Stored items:
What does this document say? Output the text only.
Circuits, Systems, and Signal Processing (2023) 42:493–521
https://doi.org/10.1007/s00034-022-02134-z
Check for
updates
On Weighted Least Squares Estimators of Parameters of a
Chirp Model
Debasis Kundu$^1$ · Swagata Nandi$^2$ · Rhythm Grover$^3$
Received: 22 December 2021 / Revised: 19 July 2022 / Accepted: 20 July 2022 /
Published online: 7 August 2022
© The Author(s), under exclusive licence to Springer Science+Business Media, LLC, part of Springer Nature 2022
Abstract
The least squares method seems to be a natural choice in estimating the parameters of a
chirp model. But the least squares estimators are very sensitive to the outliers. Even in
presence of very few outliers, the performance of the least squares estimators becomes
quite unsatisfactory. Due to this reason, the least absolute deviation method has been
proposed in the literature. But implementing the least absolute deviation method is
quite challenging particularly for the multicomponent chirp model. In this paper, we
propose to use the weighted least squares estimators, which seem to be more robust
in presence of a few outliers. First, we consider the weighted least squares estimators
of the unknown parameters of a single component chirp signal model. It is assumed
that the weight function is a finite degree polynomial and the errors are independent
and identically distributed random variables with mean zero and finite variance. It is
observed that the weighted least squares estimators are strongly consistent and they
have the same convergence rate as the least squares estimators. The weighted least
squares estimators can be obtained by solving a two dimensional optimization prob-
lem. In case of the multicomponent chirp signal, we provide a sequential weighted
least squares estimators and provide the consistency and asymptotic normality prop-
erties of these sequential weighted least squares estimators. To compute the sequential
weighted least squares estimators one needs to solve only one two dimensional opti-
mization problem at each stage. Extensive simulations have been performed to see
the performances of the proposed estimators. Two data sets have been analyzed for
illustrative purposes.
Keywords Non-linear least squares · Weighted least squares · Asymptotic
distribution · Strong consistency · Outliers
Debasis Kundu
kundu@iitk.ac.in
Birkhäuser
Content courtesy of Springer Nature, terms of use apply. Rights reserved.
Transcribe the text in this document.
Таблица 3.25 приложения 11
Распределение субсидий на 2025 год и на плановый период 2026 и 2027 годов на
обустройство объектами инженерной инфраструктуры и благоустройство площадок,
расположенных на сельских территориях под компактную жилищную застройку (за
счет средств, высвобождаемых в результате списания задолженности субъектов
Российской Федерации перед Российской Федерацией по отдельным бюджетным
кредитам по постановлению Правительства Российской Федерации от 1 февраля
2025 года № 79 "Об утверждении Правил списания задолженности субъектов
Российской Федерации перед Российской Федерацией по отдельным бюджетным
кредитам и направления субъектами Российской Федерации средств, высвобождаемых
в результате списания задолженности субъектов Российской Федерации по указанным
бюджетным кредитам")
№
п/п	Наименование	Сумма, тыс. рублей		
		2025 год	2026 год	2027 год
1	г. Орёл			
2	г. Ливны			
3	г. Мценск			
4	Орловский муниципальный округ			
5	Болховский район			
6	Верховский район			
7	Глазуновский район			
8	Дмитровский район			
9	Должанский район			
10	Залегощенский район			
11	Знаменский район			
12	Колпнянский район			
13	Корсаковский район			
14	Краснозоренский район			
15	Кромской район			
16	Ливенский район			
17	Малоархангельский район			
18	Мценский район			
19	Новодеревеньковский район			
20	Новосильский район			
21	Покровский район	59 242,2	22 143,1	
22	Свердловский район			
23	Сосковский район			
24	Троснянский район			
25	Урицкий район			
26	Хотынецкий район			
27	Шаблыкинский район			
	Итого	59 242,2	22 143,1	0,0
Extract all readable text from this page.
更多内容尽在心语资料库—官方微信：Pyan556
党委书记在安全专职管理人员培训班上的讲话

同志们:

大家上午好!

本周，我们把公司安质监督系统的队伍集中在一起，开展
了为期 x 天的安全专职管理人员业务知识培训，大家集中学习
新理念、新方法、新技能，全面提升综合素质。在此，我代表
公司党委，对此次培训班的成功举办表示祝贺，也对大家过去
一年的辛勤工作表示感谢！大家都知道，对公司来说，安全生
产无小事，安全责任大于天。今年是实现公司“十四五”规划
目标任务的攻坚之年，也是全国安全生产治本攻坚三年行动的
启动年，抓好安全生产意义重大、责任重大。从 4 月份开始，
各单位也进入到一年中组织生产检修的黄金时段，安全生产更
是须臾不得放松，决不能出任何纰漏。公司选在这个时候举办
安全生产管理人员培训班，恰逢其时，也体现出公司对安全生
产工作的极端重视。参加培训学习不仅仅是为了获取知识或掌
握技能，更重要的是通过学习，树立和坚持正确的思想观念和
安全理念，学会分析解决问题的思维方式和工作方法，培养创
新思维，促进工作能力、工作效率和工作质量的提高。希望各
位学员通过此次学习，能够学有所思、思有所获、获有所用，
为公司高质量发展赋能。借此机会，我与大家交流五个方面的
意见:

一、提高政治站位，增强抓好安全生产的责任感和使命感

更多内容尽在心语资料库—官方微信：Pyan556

* **What needs to be done**: Copy out every line in the entries above that holds "proposed".

* **Result of this task**:
proposed in the literature. But implementing the least absolute deviation method is
the performances of the proposed estimators. Two data sets have been analyzed for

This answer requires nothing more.